### What to do
Retype each line exactly. Skip images.

### Material for this exercise
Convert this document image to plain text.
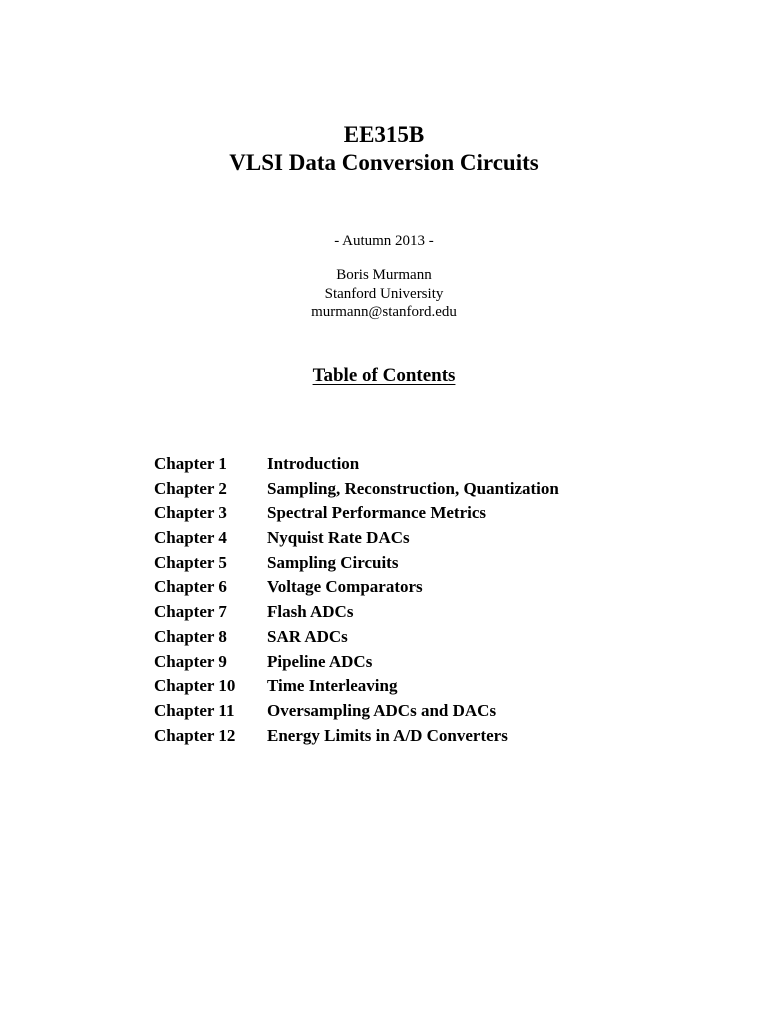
EE315B
VLSI Data Conversion Circuits
- Autumn 2013 -
Boris Murmann
Stanford University
murmann@stanford.edu
Table of Contents
Chapter 1 Introduction
Chapter 2 Sampling, Reconstruction, Quantization
Chapter 3 Spectral Performance Metrics
Chapter 4 Nyquist Rate DACs
Chapter 5 Sampling Circuits
Chapter 6 Voltage Comparators
Chapter 7 Flash ADCs
Chapter 8 SAR ADCs
Chapter 9 Pipeline ADCs
Chapter 10 Time Interleaving
Chapter 11 Oversampling ADCs and DACs
Chapter 12 Energy Limits in A/D Converters
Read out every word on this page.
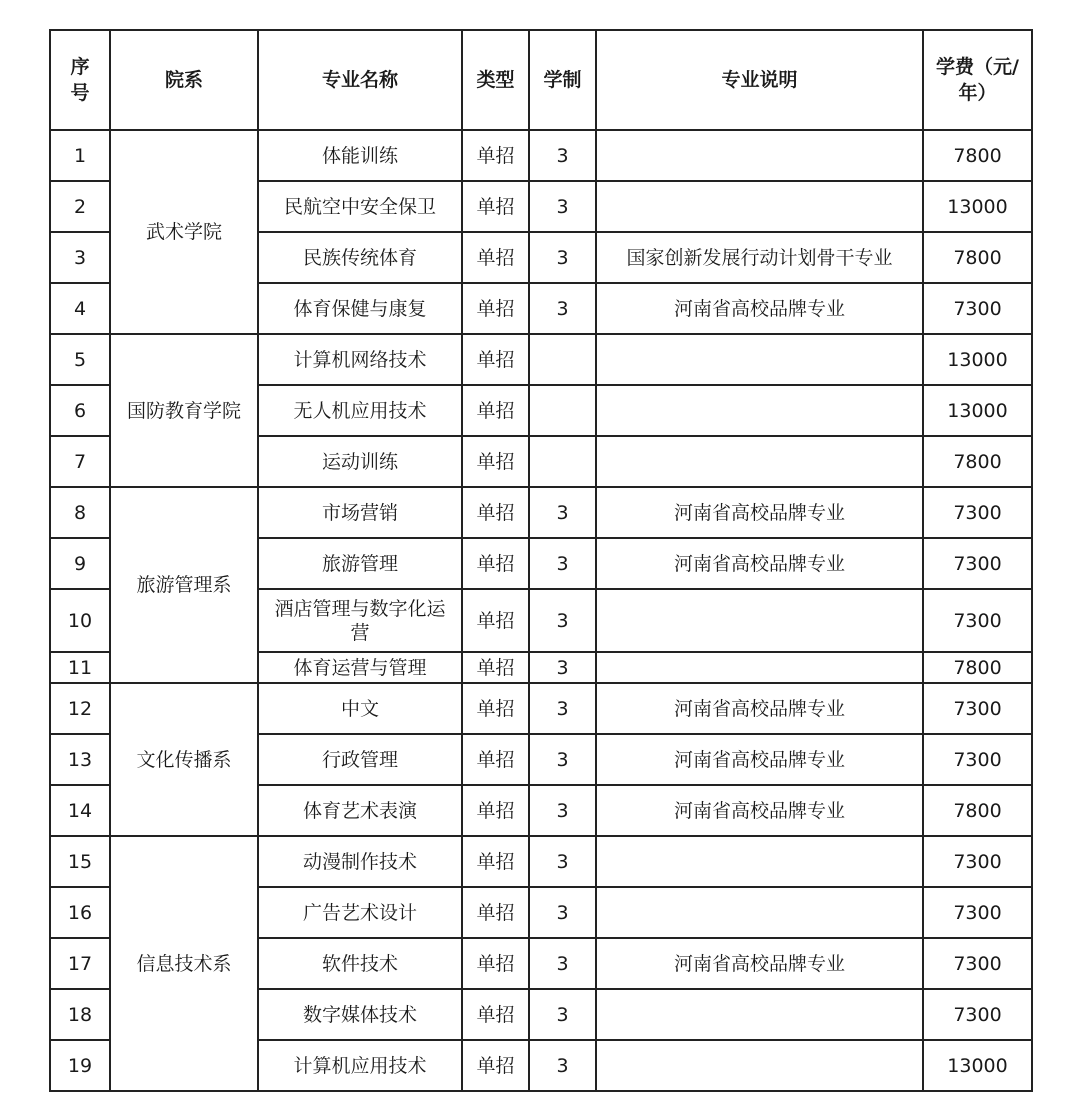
序号	院系	专业名称	类型	学制	专业说明	学费（元/年）
1	武术学院	体能训练	单招	3		7800
2		民航空中安全保卫	单招	3		13000
3		民族传统体育	单招	3	国家创新发展行动计划骨干专业	7800
4		体育保健与康复	单招	3	河南省高校品牌专业	7300
5	国防教育学院	计算机网络技术	单招			13000
6		无人机应用技术	单招			13000
7		运动训练	单招			7800
8	旅游管理系	市场营销	单招	3	河南省高校品牌专业	7300
9		旅游管理	单招	3	河南省高校品牌专业	7300
10		酒店管理与数字化运营	单招	3		7300
11		体育运营与管理	单招	3		7800
12	文化传播系	中文	单招	3	河南省高校品牌专业	7300
13		行政管理	单招	3	河南省高校品牌专业	7300
14		体育艺术表演	单招	3	河南省高校品牌专业	7800
15	信息技术系	动漫制作技术	单招	3		7300
16		广告艺术设计	单招	3		7300
17		软件技术	单招	3	河南省高校品牌专业	7300
18		数字媒体技术	单招	3		7300
19		计算机应用技术	单招	3		13000
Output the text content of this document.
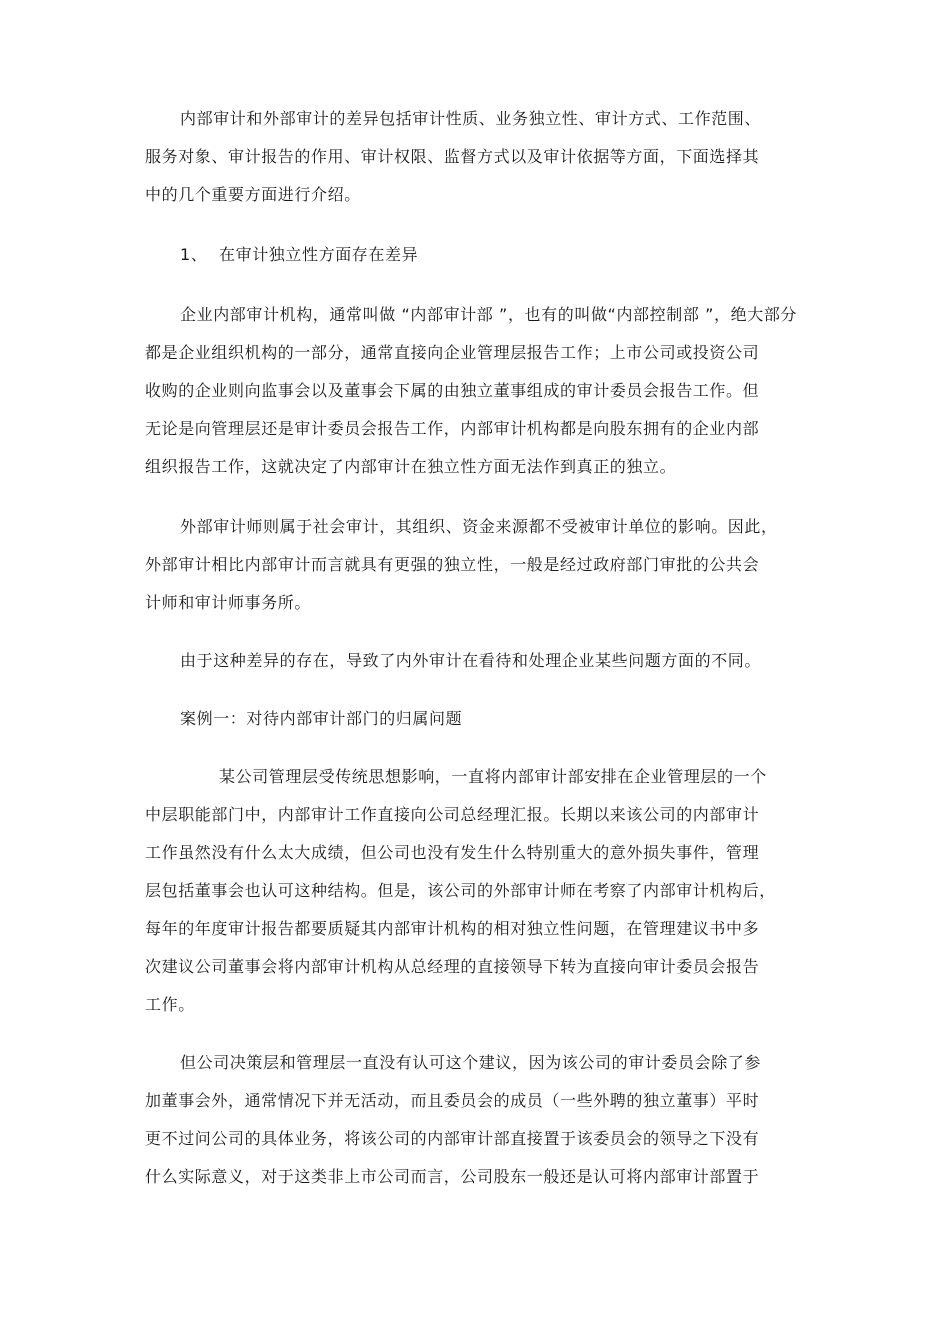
内部审计和外部审计的差异包括审计性质、业务独立性、审计方式、工作范围、
服务对象、审计报告的作用、审计权限、监督方式以及审计依据等方面，下面选择其
中的几个重要方面进行介绍。
1、 在审计独立性方面存在差异
企业内部审计机构，通常叫做 “内部审计部 ”，也有的叫做“内部控制部 ”，绝大部分
都是企业组织机构的一部分，通常直接向企业管理层报告工作；上市公司或投资公司
收购的企业则向监事会以及董事会下属的由独立董事组成的审计委员会报告工作。但
无论是向管理层还是审计委员会报告工作，内部审计机构都是向股东拥有的企业内部
组织报告工作，这就决定了内部审计在独立性方面无法作到真正的独立。
外部审计师则属于社会审计，其组织、资金来源都不受被审计单位的影响。因此，
外部审计相比内部审计而言就具有更强的独立性，一般是经过政府部门审批的公共会
计师和审计师事务所。
由于这种差异的存在，导致了内外审计在看待和处理企业某些问题方面的不同。
案例一：对待内部审计部门的归属问题
某公司管理层受传统思想影响，一直将内部审计部安排在企业管理层的一个
中层职能部门中，内部审计工作直接向公司总经理汇报。长期以来该公司的内部审计
工作虽然没有什么太大成绩，但公司也没有发生什么特别重大的意外损失事件，管理
层包括董事会也认可这种结构。但是，该公司的外部审计师在考察了内部审计机构后，
每年的年度审计报告都要质疑其内部审计机构的相对独立性问题，在管理建议书中多
次建议公司董事会将内部审计机构从总经理的直接领导下转为直接向审计委员会报告
工作。
但公司决策层和管理层一直没有认可这个建议，因为该公司的审计委员会除了参
加董事会外，通常情况下并无活动，而且委员会的成员（一些外聘的独立董事）平时
更不过问公司的具体业务，将该公司的内部审计部直接置于该委员会的领导之下没有
什么实际意义，对于这类非上市公司而言，公司股东一般还是认可将内部审计部置于
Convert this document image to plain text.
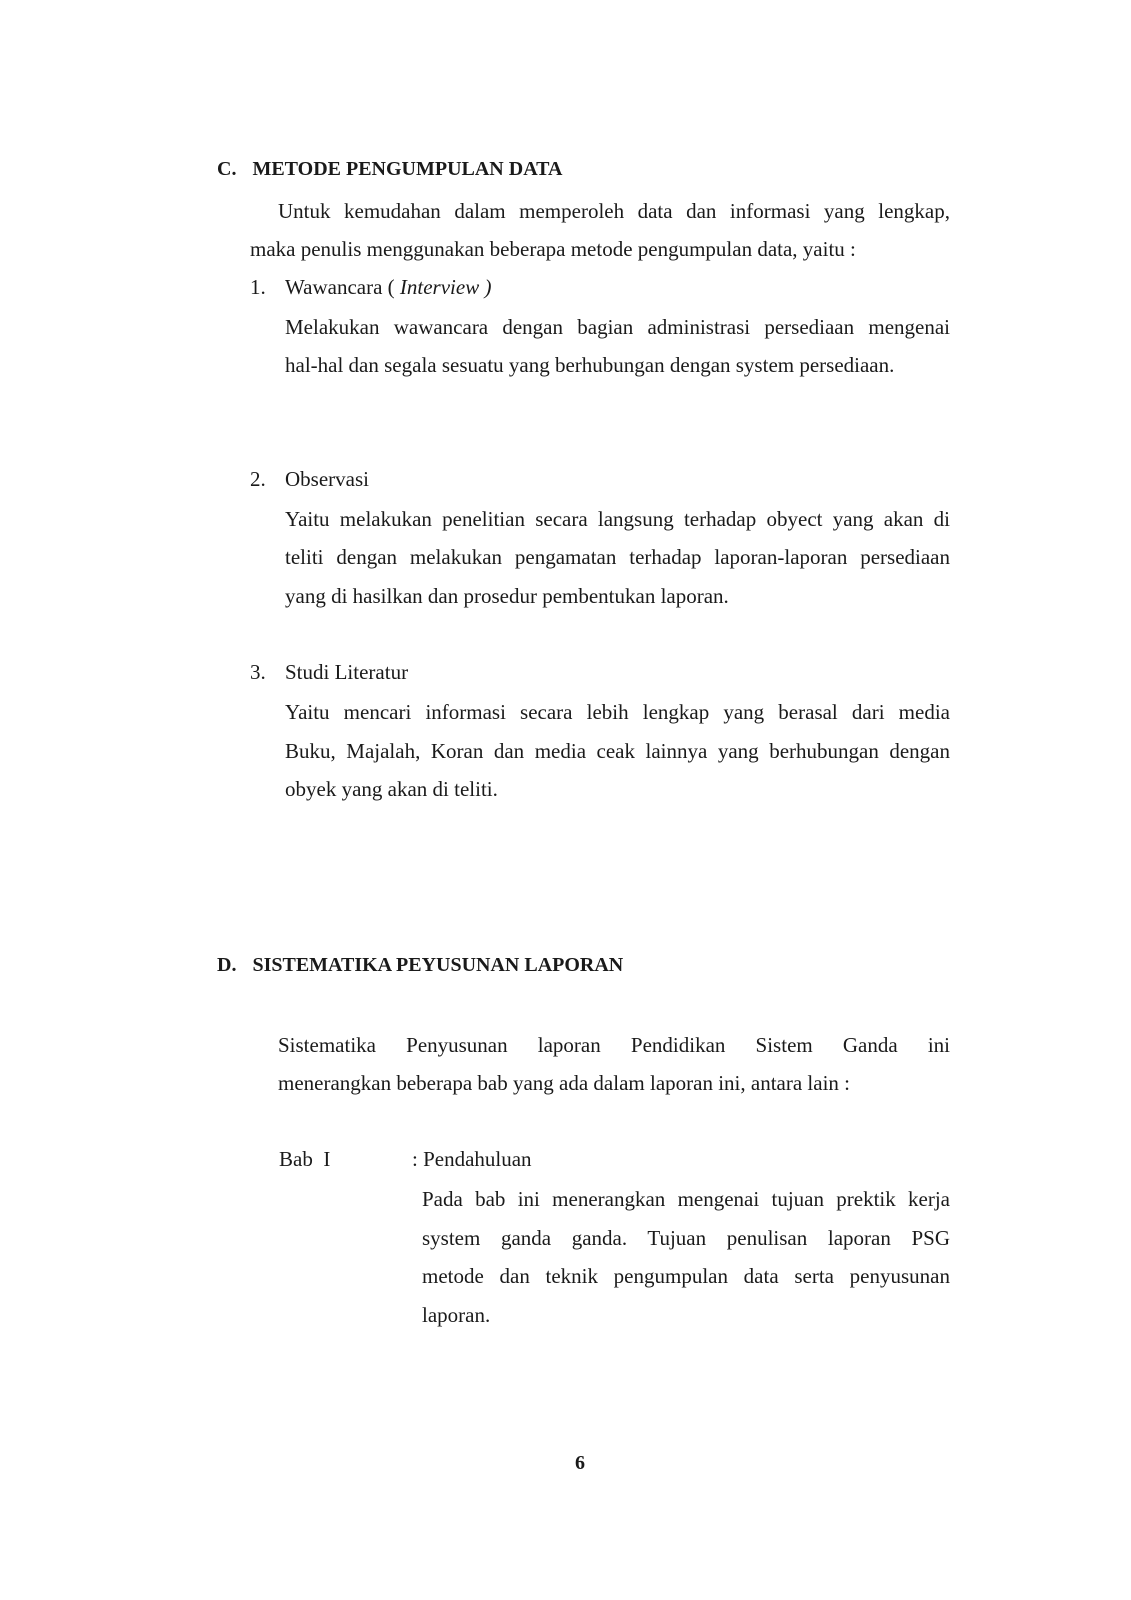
C. METODE PENGUMPULAN DATA
Untuk kemudahan dalam memperoleh data dan informasi yang lengkap,
maka penulis menggunakan beberapa metode pengumpulan data, yaitu :
1. Wawancara ( Interview )
Melakukan wawancara dengan bagian administrasi persediaan mengenai
hal-hal dan segala sesuatu yang berhubungan dengan system persediaan.
2. Observasi
Yaitu melakukan penelitian secara langsung terhadap obyect yang akan di
teliti dengan melakukan pengamatan terhadap laporan-laporan persediaan
yang di hasilkan dan prosedur pembentukan laporan.
3. Studi Literatur
Yaitu mencari informasi secara lebih lengkap yang berasal dari media
Buku, Majalah, Koran dan media ceak lainnya yang berhubungan dengan
obyek yang akan di teliti.
D. SISTEMATIKA PEYUSUNAN LAPORAN
Sistematika Penyusunan laporan Pendidikan Sistem Ganda ini
menerangkan beberapa bab yang ada dalam laporan ini, antara lain :
Bab  I	: Pendahuluan
Pada bab ini menerangkan mengenai tujuan prektik kerja
system ganda ganda. Tujuan penulisan laporan PSG
metode dan teknik pengumpulan data serta penyusunan
laporan.
6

### Response for this exercise
Convert this document image to plain text.
EE315B
VLSI Data Conversion Circuits
- Autumn 2013 -
Boris Murmann
Stanford University
murmann@stanford.edu
Table of Contents
Chapter 1 Introduction
Chapter 2 Sampling, Reconstruction, Quantization
Chapter 3 Spectral Performance Metrics
Chapter 4 Nyquist Rate DACs
Chapter 5 Sampling Circuits
Chapter 6 Voltage Comparators
Chapter 7 Flash ADCs
Chapter 8 SAR ADCs
Chapter 9 Pipeline ADCs
Chapter 10 Time Interleaving
Chapter 11 Oversampling ADCs and DACs
Chapter 12 Energy Limits in A/D Converters
Read out every word on this page.
序号	院系	专业名称	类型	学制	专业说明	学费（元/年）
1	武术学院	体能训练	单招	3		7800
2		民航空中安全保卫	单招	3		13000
3		民族传统体育	单招	3	国家创新发展行动计划骨干专业	7800
4		体育保健与康复	单招	3	河南省高校品牌专业	7300
5	国防教育学院	计算机网络技术	单招			13000
6		无人机应用技术	单招			13000
7		运动训练	单招			7800
8	旅游管理系	市场营销	单招	3	河南省高校品牌专业	7300
9		旅游管理	单招	3	河南省高校品牌专业	7300
10		酒店管理与数字化运营	单招	3		7300
11		体育运营与管理	单招	3		7800
12	文化传播系	中文	单招	3	河南省高校品牌专业	7300
13		行政管理	单招	3	河南省高校品牌专业	7300
14		体育艺术表演	单招	3	河南省高校品牌专业	7800
15	信息技术系	动漫制作技术	单招	3		7300
16		广告艺术设计	单招	3		7300
17		软件技术	单招	3	河南省高校品牌专业	7300
18		数字媒体技术	单招	3		7300
19		计算机应用技术	单招	3		13000
Output the text content of this document.
内部审计和外部审计的差异包括审计性质、业务独立性、审计方式、工作范围、
服务对象、审计报告的作用、审计权限、监督方式以及审计依据等方面，下面选择其
中的几个重要方面进行介绍。
1、 在审计独立性方面存在差异
企业内部审计机构，通常叫做 “内部审计部 ”，也有的叫做“内部控制部 ”，绝大部分
都是企业组织机构的一部分，通常直接向企业管理层报告工作；上市公司或投资公司
收购的企业则向监事会以及董事会下属的由独立董事组成的审计委员会报告工作。但
无论是向管理层还是审计委员会报告工作，内部审计机构都是向股东拥有的企业内部
组织报告工作，这就决定了内部审计在独立性方面无法作到真正的独立。
外部审计师则属于社会审计，其组织、资金来源都不受被审计单位的影响。因此，
外部审计相比内部审计而言就具有更强的独立性，一般是经过政府部门审批的公共会
计师和审计师事务所。
由于这种差异的存在，导致了内外审计在看待和处理企业某些问题方面的不同。
案例一：对待内部审计部门的归属问题
某公司管理层受传统思想影响，一直将内部审计部安排在企业管理层的一个
中层职能部门中，内部审计工作直接向公司总经理汇报。长期以来该公司的内部审计
工作虽然没有什么太大成绩，但公司也没有发生什么特别重大的意外损失事件，管理
层包括董事会也认可这种结构。但是，该公司的外部审计师在考察了内部审计机构后，
每年的年度审计报告都要质疑其内部审计机构的相对独立性问题，在管理建议书中多
次建议公司董事会将内部审计机构从总经理的直接领导下转为直接向审计委员会报告
工作。
但公司决策层和管理层一直没有认可这个建议，因为该公司的审计委员会除了参
加董事会外，通常情况下并无活动，而且委员会的成员（一些外聘的独立董事）平时
更不过问公司的具体业务，将该公司的内部审计部直接置于该委员会的领导之下没有
什么实际意义，对于这类非上市公司而言，公司股东一般还是认可将内部审计部置于
Convert this document image to plain text.
C. METODE PENGUMPULAN DATA
Untuk kemudahan dalam memperoleh data dan informasi yang lengkap,
maka penulis menggunakan beberapa metode pengumpulan data, yaitu :
1. Wawancara ( Interview )
Melakukan wawancara dengan bagian administrasi persediaan mengenai
hal-hal dan segala sesuatu yang berhubungan dengan system persediaan.
2. Observasi
Yaitu melakukan penelitian secara langsung terhadap obyect yang akan di
teliti dengan melakukan pengamatan terhadap laporan-laporan persediaan
yang di hasilkan dan prosedur pembentukan laporan.
3. Studi Literatur
Yaitu mencari informasi secara lebih lengkap yang berasal dari media
Buku, Majalah, Koran dan media ceak lainnya yang berhubungan dengan
obyek yang akan di teliti.
D. SISTEMATIKA PEYUSUNAN LAPORAN
Sistematika Penyusunan laporan Pendidikan Sistem Ganda ini
menerangkan beberapa bab yang ada dalam laporan ini, antara lain :
Bab  I	: Pendahuluan
Pada bab ini menerangkan mengenai tujuan prektik kerja
system ganda ganda. Tujuan penulisan laporan PSG
metode dan teknik pengumpulan data serta penyusunan
laporan.
6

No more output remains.